=== RECORDS TO USE ===

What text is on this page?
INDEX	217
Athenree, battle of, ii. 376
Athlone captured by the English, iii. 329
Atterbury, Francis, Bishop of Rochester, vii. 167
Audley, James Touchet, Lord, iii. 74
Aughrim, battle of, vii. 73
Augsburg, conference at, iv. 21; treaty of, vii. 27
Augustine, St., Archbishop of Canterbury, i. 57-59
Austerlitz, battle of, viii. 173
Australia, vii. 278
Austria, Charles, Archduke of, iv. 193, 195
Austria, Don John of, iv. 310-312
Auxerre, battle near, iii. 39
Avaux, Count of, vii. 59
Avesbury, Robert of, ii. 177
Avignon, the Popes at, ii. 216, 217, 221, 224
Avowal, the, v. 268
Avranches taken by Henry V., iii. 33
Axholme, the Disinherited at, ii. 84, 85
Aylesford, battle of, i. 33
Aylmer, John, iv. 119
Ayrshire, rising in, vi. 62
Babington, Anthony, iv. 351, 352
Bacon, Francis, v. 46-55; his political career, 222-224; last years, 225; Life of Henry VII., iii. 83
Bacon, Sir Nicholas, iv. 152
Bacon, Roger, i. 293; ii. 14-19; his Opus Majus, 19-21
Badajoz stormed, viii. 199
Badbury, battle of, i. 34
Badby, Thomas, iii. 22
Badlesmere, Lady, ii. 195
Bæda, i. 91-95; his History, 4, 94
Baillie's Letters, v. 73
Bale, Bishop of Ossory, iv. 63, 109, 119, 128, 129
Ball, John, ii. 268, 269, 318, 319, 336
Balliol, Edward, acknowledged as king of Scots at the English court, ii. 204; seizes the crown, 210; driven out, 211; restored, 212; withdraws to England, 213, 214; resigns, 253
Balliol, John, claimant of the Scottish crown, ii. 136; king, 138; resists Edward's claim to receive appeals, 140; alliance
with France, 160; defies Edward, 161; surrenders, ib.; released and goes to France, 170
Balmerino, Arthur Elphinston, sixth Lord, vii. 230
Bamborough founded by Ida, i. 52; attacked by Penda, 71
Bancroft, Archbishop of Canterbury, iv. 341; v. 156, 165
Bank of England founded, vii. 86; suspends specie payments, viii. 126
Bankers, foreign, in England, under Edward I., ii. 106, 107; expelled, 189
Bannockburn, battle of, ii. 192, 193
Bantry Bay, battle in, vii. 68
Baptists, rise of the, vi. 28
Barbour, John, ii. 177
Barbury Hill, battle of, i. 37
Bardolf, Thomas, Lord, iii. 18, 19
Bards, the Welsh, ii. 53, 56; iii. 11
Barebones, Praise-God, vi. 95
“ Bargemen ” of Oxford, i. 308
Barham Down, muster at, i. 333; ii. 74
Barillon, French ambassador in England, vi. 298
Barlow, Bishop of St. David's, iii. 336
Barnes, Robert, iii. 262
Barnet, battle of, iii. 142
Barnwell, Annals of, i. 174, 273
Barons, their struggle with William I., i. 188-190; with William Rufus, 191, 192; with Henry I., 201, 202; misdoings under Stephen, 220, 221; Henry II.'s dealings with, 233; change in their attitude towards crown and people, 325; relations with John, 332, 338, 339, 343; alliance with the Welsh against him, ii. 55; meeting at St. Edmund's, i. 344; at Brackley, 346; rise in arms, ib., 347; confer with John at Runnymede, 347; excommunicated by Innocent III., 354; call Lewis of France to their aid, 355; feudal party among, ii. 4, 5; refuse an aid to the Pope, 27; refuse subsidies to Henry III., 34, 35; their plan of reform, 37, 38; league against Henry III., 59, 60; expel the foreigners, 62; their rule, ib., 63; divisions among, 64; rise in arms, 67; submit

===

> _TASK DIRECTIONS_
Using the listing above, reproduce each line without omission.

> _REPLY TO THE TASK_
What text is on this page?
INDEX	217
Athenree, battle of, ii. 376
Athlone captured by the English, iii. 329
Atterbury, Francis, Bishop of Rochester, vii. 167
Audley, James Touchet, Lord, iii. 74
Aughrim, battle of, vii. 73
Augsburg, conference at, iv. 21; treaty of, vii. 27
Augustine, St., Archbishop of Canterbury, i. 57-59
Austerlitz, battle of, viii. 173
Australia, vii. 278
Austria, Charles, Archduke of, iv. 193, 195
Austria, Don John of, iv. 310-312
Auxerre, battle near, iii. 39
Avaux, Count of, vii. 59
Avesbury, Robert of, ii. 177
Avignon, the Popes at, ii. 216, 217, 221, 224
Avowal, the, v. 268
Avranches taken by Henry V., iii. 33
Axholme, the Disinherited at, ii. 84, 85
Aylesford, battle of, i. 33
Aylmer, John, iv. 119
Ayrshire, rising in, vi. 62
Babington, Anthony, iv. 351, 352
Bacon, Francis, v. 46-55; his political career, 222-224; last years, 225; Life of Henry VII., iii. 83
Bacon, Sir Nicholas, iv. 152
Bacon, Roger, i. 293; ii. 14-19; his Opus Majus, 19-21
Badajoz stormed, viii. 199
Badbury, battle of, i. 34
Badby, Thomas, iii. 22
Badlesmere, Lady, ii. 195
Bæda, i. 91-95; his History, 4, 94
Baillie's Letters, v. 73
Bale, Bishop of Ossory, iv. 63, 109, 119, 128, 129
Ball, John, ii. 268, 269, 318, 319, 336
Balliol, Edward, acknowledged as king of Scots at the English court, ii. 204; seizes the crown, 210; driven out, 211; restored, 212; withdraws to England, 213, 214; resigns, 253
Balliol, John, claimant of the Scottish crown, ii. 136; king, 138; resists Edward's claim to receive appeals, 140; alliance
with France, 160; defies Edward, 161; surrenders, ib.; released and goes to France, 170
Balmerino, Arthur Elphinston, sixth Lord, vii. 230
Bamborough founded by Ida, i. 52; attacked by Penda, 71
Bancroft, Archbishop of Canterbury, iv. 341; v. 156, 165
Bank of England founded, vii. 86; suspends specie payments, viii. 126
Bankers, foreign, in England, under Edward I., ii. 106, 107; expelled, 189
Bannockburn, battle of, ii. 192, 193
Bantry Bay, battle in, vii. 68
Baptists, rise of the, vi. 28
Barbour, John, ii. 177
Barbury Hill, battle of, i. 37
Bardolf, Thomas, Lord, iii. 18, 19
Bards, the Welsh, ii. 53, 56; iii. 11
Barebones, Praise-God, vi. 95
“ Bargemen ” of Oxford, i. 308
Barham Down, muster at, i. 333; ii. 74
Barillon, French ambassador in England, vi. 298
Barlow, Bishop of St. David's, iii. 336
Barnes, Robert, iii. 262
Barnet, battle of, iii. 142
Barnwell, Annals of, i. 174, 273
Barons, their struggle with William I., i. 188-190; with William Rufus, 191, 192; with Henry I., 201, 202; misdoings under Stephen, 220, 221; Henry II.'s dealings with, 233; change in their attitude towards crown and people, 325; relations with John, 332, 338, 339, 343; alliance with the Welsh against him, ii. 55; meeting at St. Edmund's, i. 344; at Brackley, 346; rise in arms, ib., 347; confer with John at Runnymede, 347; excommunicated by Innocent III., 354; call Lewis of France to their aid, 355; feudal party among, ii. 4, 5; refuse an aid to the Pope, 27; refuse subsidies to Henry III., 34, 35; their plan of reform, 37, 38; league against Henry III., 59, 60; expel the foreigners, 62; their rule, ib., 63; divisions among, 64; rise in arms, 67; submit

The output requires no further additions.